'''

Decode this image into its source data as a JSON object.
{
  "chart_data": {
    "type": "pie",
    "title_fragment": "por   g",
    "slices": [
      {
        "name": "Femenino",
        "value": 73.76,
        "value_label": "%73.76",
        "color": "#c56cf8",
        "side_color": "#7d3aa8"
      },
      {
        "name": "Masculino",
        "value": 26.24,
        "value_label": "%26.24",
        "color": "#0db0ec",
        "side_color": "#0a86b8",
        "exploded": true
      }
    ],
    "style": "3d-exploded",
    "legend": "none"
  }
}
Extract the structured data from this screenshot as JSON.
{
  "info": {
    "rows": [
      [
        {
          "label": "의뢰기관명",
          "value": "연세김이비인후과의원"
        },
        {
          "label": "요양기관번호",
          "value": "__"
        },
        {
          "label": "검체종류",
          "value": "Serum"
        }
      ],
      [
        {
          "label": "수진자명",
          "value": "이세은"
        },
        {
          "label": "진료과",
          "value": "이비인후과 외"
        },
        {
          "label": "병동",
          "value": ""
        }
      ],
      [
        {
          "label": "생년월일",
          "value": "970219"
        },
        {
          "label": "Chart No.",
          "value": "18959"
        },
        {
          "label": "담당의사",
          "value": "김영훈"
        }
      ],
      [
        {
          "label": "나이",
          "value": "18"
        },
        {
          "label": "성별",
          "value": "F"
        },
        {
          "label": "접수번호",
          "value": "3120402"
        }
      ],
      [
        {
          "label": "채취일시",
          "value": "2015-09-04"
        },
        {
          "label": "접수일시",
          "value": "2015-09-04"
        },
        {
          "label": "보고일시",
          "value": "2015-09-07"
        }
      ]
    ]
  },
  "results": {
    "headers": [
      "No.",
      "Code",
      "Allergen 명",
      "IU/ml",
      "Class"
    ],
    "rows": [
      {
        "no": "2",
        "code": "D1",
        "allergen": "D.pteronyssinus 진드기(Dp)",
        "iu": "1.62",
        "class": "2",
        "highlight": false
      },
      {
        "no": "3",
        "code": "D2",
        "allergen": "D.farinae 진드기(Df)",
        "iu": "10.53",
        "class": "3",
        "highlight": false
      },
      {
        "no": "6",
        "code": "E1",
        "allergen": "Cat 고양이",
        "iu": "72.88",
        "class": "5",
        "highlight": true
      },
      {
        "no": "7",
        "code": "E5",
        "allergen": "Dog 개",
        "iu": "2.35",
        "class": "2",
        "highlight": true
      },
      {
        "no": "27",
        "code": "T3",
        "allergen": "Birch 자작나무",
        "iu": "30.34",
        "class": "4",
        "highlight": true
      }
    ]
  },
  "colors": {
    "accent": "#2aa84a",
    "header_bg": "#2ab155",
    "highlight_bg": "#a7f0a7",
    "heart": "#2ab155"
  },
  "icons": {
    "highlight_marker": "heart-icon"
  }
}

'''

EXERCISE: Select every line in the material above where the string "heart" occurs, and copy it.

EXPECTED OUTPUT:
    "heart": "#2ab155"
    "highlight_marker": "heart-icon"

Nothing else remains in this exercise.